▶ [GIVEN PROBLEM] Write every line of the material out exactly as shown.

▶ [DATA PROVIDED]
** Start **
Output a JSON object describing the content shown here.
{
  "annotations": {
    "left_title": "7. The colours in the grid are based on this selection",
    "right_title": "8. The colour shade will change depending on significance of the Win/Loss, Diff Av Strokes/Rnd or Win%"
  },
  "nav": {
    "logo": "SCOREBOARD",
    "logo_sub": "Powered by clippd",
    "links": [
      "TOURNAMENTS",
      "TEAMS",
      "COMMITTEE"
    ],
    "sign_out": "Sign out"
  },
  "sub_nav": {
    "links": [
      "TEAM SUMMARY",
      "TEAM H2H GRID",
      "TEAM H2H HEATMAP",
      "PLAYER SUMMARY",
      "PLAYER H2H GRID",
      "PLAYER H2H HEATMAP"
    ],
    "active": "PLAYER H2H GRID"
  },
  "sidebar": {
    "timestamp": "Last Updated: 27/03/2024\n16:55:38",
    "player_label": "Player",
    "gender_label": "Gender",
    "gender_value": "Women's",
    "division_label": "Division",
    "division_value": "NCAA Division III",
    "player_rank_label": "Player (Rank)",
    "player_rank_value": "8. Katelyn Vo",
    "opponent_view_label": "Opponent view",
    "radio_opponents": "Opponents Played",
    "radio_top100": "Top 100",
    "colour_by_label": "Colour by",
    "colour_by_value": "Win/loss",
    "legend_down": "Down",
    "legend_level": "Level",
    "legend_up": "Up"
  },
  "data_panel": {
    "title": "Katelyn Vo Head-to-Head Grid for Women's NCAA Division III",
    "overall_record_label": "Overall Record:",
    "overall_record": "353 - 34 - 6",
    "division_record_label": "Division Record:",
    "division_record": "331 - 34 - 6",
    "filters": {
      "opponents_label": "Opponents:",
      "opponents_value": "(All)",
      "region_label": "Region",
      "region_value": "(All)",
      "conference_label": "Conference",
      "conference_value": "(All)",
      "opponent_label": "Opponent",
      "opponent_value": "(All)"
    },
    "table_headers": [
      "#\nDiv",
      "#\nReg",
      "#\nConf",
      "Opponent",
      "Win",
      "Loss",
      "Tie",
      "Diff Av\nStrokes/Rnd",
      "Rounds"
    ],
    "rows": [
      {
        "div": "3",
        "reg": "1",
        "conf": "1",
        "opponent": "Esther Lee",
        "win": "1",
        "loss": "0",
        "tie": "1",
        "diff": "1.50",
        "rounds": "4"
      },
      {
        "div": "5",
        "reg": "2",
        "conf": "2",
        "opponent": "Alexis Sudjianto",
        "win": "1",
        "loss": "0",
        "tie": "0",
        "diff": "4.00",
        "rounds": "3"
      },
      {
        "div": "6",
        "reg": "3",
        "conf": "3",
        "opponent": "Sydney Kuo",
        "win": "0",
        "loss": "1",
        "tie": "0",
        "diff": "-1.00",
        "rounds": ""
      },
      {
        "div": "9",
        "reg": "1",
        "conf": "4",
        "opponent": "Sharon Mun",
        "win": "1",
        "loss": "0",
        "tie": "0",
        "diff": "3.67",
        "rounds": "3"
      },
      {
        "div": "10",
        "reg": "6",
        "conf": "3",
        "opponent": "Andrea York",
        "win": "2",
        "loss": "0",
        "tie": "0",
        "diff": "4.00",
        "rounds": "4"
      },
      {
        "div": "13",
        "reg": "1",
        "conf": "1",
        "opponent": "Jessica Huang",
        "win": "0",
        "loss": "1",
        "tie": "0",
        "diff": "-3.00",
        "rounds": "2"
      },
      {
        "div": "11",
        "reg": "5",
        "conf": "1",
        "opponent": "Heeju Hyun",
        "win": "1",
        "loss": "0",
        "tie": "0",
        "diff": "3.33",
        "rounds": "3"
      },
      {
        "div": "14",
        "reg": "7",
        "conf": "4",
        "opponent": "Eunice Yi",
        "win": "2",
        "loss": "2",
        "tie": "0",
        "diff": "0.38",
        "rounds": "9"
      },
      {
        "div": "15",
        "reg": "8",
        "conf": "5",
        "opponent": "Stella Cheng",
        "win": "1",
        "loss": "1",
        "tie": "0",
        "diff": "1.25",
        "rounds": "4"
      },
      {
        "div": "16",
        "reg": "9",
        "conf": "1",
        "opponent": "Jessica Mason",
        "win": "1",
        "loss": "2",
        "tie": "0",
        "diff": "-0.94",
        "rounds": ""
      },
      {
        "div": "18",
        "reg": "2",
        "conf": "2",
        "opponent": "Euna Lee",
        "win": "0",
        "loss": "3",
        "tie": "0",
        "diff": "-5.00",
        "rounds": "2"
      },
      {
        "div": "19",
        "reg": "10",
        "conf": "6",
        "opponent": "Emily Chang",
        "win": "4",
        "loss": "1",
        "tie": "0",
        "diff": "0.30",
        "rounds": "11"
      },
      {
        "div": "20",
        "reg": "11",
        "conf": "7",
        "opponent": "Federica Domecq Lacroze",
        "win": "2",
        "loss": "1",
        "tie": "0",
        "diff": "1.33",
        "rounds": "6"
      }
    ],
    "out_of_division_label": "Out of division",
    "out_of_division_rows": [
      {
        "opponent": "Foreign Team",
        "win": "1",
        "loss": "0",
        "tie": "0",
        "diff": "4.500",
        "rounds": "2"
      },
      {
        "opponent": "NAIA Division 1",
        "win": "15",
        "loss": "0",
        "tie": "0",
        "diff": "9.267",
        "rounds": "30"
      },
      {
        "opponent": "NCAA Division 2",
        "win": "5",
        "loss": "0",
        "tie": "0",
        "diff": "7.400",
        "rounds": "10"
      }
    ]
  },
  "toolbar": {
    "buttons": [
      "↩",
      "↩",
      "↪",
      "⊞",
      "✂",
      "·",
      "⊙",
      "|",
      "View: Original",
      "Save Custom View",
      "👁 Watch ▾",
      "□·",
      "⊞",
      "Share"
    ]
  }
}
** End **
▶ [TASK ANSWER]
Output a JSON object describing the content shown here.
{
  "annotations": {
    "left_title": "7. The colours in the grid are based on this selection",
    "right_title": "8. The colour shade will change depending on significance of the Win/Loss, Diff Av Strokes/Rnd or Win%"
  },
  "nav": {
    "logo": "SCOREBOARD",
    "logo_sub": "Powered by clippd",
    "links": [
      "TOURNAMENTS",
      "TEAMS",
      "COMMITTEE"
    ],
    "sign_out": "Sign out"
  },
  "sub_nav": {
    "links": [
      "TEAM SUMMARY",
      "TEAM H2H GRID",
      "TEAM H2H HEATMAP",
      "PLAYER SUMMARY",
      "PLAYER H2H GRID",
      "PLAYER H2H HEATMAP"
    ],
    "active": "PLAYER H2H GRID"
  },
  "sidebar": {
    "timestamp": "Last Updated: 27/03/2024\n16:55:38",
    "player_label": "Player",
    "gender_label": "Gender",
    "gender_value": "Women's",
    "division_label": "Division",
    "division_value": "NCAA Division III",
    "player_rank_label": "Player (Rank)",
    "player_rank_value": "8. Katelyn Vo",
    "opponent_view_label": "Opponent view",
    "radio_opponents": "Opponents Played",
    "radio_top100": "Top 100",
    "colour_by_label": "Colour by",
    "colour_by_value": "Win/loss",
    "legend_down": "Down",
    "legend_level": "Level",
    "legend_up": "Up"
  },
  "data_panel": {
    "title": "Katelyn Vo Head-to-Head Grid for Women's NCAA Division III",
    "overall_record_label": "Overall Record:",
    "overall_record": "353 - 34 - 6",
    "division_record_label": "Division Record:",
    "division_record": "331 - 34 - 6",
    "filters": {
      "opponents_label": "Opponents:",
      "opponents_value": "(All)",
      "region_label": "Region",
      "region_value": "(All)",
      "conference_label": "Conference",
      "conference_value": "(All)",
      "opponent_label": "Opponent",
      "opponent_value": "(All)"
    },
    "table_headers": [
      "#\nDiv",
      "#\nReg",
      "#\nConf",
      "Opponent",
      "Win",
      "Loss",
      "Tie",
      "Diff Av\nStrokes/Rnd",
      "Rounds"
    ],
    "rows": [
      {
        "div": "3",
        "reg": "1",
        "conf": "1",
        "opponent": "Esther Lee",
        "win": "1",
        "loss": "0",
        "tie": "1",
        "diff": "1.50",
        "rounds": "4"
      },
      {
        "div": "5",
        "reg": "2",
        "conf": "2",
        "opponent": "Alexis Sudjianto",
        "win": "1",
        "loss": "0",
        "tie": "0",
        "diff": "4.00",
        "rounds": "3"
      },
      {
        "div": "6",
        "reg": "3",
        "conf": "3",
        "opponent": "Sydney Kuo",
        "win": "0",
        "loss": "1",
        "tie": "0",
        "diff": "-1.00",
        "rounds": ""
      },
      {
        "div": "9",
        "reg": "1",
        "conf": "4",
        "opponent": "Sharon Mun",
        "win": "1",
        "loss": "0",
        "tie": "0",
        "diff": "3.67",
        "rounds": "3"
      },
      {
        "div": "10",
        "reg": "6",
        "conf": "3",
        "opponent": "Andrea York",
        "win": "2",
        "loss": "0",
        "tie": "0",
        "diff": "4.00",
        "rounds": "4"
      },
      {
        "div": "13",
        "reg": "1",
        "conf": "1",
        "opponent": "Jessica Huang",
        "win": "0",
        "loss": "1",
        "tie": "0",
        "diff": "-3.00",
        "rounds": "2"
      },
      {
        "div": "11",
        "reg": "5",
        "conf": "1",
        "opponent": "Heeju Hyun",
        "win": "1",
        "loss": "0",
        "tie": "0",
        "diff": "3.33",
        "rounds": "3"
      },
      {
        "div": "14",
        "reg": "7",
        "conf": "4",
        "opponent": "Eunice Yi",
        "win": "2",
        "loss": "2",
        "tie": "0",
        "diff": "0.38",
        "rounds": "9"
      },
      {
        "div": "15",
        "reg": "8",
        "conf": "5",
        "opponent": "Stella Cheng",
        "win": "1",
        "loss": "1",
        "tie": "0",
        "diff": "1.25",
        "rounds": "4"
      },
      {
        "div": "16",
        "reg": "9",
        "conf": "1",
        "opponent": "Jessica Mason",
        "win": "1",
        "loss": "2",
        "tie": "0",
        "diff": "-0.94",
        "rounds": ""
      },
      {
        "div": "18",
        "reg": "2",
        "conf": "2",
        "opponent": "Euna Lee",
        "win": "0",
        "loss": "3",
        "tie": "0",
        "diff": "-5.00",
        "rounds": "2"
      },
      {
        "div": "19",
        "reg": "10",
        "conf": "6",
        "opponent": "Emily Chang",
        "win": "4",
        "loss": "1",
        "tie": "0",
        "diff": "0.30",
        "rounds": "11"
      },
      {
        "div": "20",
        "reg": "11",
        "conf": "7",
        "opponent": "Federica Domecq Lacroze",
        "win": "2",
        "loss": "1",
        "tie": "0",
        "diff": "1.33",
        "rounds": "6"
      }
    ],
    "out_of_division_label": "Out of division",
    "out_of_division_rows": [
      {
        "opponent": "Foreign Team",
        "win": "1",
        "loss": "0",
        "tie": "0",
        "diff": "4.500",
        "rounds": "2"
      },
      {
        "opponent": "NAIA Division 1",
        "win": "15",
        "loss": "0",
        "tie": "0",
        "diff": "9.267",
        "rounds": "30"
      },
      {
        "opponent": "NCAA Division 2",
        "win": "5",
        "loss": "0",
        "tie": "0",
        "diff": "7.400",
        "rounds": "10"
      }
    ]
  },
  "toolbar": {
    "buttons": [
      "↩",
      "↩",
      "↪",
      "⊞",
      "✂",
      "·",
      "⊙",
      "|",
      "View: Original",
      "Save Custom View",
      "👁 Watch ▾",
      "□·",
      "⊞",
      "Share"
    ]
  }
}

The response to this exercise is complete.